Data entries
• • • • • • •
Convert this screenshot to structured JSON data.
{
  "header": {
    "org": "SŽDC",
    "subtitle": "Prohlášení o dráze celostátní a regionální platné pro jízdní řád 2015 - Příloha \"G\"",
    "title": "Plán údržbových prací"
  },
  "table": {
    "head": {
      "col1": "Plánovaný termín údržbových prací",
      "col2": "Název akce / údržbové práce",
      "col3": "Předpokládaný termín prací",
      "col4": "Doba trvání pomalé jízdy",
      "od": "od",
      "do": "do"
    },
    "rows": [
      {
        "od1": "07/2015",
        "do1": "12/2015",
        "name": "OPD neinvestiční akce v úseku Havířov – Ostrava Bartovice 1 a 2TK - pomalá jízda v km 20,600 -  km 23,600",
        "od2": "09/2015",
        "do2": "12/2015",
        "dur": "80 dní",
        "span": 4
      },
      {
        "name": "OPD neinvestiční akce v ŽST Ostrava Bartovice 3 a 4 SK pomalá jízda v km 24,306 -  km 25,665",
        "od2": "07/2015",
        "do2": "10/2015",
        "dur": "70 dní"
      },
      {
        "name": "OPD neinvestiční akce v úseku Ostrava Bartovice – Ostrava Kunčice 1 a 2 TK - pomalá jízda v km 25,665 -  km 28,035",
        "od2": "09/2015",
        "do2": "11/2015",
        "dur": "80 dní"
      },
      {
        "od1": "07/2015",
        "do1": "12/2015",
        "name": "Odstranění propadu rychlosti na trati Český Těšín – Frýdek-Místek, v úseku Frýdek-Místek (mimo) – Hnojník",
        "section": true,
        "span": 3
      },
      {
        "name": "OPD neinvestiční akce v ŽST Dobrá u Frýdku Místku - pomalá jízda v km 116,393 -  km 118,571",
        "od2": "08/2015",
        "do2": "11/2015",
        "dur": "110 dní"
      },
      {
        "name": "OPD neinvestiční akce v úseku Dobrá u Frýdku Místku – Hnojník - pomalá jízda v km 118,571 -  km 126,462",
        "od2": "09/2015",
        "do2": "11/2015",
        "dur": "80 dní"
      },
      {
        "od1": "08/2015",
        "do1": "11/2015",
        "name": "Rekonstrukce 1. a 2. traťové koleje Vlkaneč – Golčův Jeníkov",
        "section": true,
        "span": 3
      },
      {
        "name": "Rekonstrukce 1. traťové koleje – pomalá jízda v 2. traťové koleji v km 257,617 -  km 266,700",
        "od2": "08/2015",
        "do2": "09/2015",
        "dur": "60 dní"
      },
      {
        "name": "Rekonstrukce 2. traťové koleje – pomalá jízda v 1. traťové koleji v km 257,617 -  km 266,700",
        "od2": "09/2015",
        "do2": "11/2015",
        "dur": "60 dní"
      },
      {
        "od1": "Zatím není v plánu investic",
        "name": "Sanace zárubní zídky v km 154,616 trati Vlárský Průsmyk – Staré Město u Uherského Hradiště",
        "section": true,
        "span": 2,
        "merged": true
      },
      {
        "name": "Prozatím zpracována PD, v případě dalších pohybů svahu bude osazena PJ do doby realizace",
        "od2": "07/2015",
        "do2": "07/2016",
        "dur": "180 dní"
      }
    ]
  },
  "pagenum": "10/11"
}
• • • • • • •
• _DIRECTIONS FOR THIS TASK_: Go through the listing above and restate it word for word.

• _WRITTEN ANSWER_:
Convert this screenshot to structured JSON data.
{
  "header": {
    "org": "SŽDC",
    "subtitle": "Prohlášení o dráze celostátní a regionální platné pro jízdní řád 2015 - Příloha \"G\"",
    "title": "Plán údržbových prací"
  },
  "table": {
    "head": {
      "col1": "Plánovaný termín údržbových prací",
      "col2": "Název akce / údržbové práce",
      "col3": "Předpokládaný termín prací",
      "col4": "Doba trvání pomalé jízdy",
      "od": "od",
      "do": "do"
    },
    "rows": [
      {
        "od1": "07/2015",
        "do1": "12/2015",
        "name": "OPD neinvestiční akce v úseku Havířov – Ostrava Bartovice 1 a 2TK - pomalá jízda v km 20,600 -  km 23,600",
        "od2": "09/2015",
        "do2": "12/2015",
        "dur": "80 dní",
        "span": 4
      },
      {
        "name": "OPD neinvestiční akce v ŽST Ostrava Bartovice 3 a 4 SK pomalá jízda v km 24,306 -  km 25,665",
        "od2": "07/2015",
        "do2": "10/2015",
        "dur": "70 dní"
      },
      {
        "name": "OPD neinvestiční akce v úseku Ostrava Bartovice – Ostrava Kunčice 1 a 2 TK - pomalá jízda v km 25,665 -  km 28,035",
        "od2": "09/2015",
        "do2": "11/2015",
        "dur": "80 dní"
      },
      {
        "od1": "07/2015",
        "do1": "12/2015",
        "name": "Odstranění propadu rychlosti na trati Český Těšín – Frýdek-Místek, v úseku Frýdek-Místek (mimo) – Hnojník",
        "section": true,
        "span": 3
      },
      {
        "name": "OPD neinvestiční akce v ŽST Dobrá u Frýdku Místku - pomalá jízda v km 116,393 -  km 118,571",
        "od2": "08/2015",
        "do2": "11/2015",
        "dur": "110 dní"
      },
      {
        "name": "OPD neinvestiční akce v úseku Dobrá u Frýdku Místku – Hnojník - pomalá jízda v km 118,571 -  km 126,462",
        "od2": "09/2015",
        "do2": "11/2015",
        "dur": "80 dní"
      },
      {
        "od1": "08/2015",
        "do1": "11/2015",
        "name": "Rekonstrukce 1. a 2. traťové koleje Vlkaneč – Golčův Jeníkov",
        "section": true,
        "span": 3
      },
      {
        "name": "Rekonstrukce 1. traťové koleje – pomalá jízda v 2. traťové koleji v km 257,617 -  km 266,700",
        "od2": "08/2015",
        "do2": "09/2015",
        "dur": "60 dní"
      },
      {
        "name": "Rekonstrukce 2. traťové koleje – pomalá jízda v 1. traťové koleji v km 257,617 -  km 266,700",
        "od2": "09/2015",
        "do2": "11/2015",
        "dur": "60 dní"
      },
      {
        "od1": "Zatím není v plánu investic",
        "name": "Sanace zárubní zídky v km 154,616 trati Vlárský Průsmyk – Staré Město u Uherského Hradiště",
        "section": true,
        "span": 2,
        "merged": true
      },
      {
        "name": "Prozatím zpracována PD, v případě dalších pohybů svahu bude osazena PJ do doby realizace",
        "od2": "07/2015",
        "do2": "07/2016",
        "dur": "180 dní"
      }
    ]
  },
  "pagenum": "10/11"
}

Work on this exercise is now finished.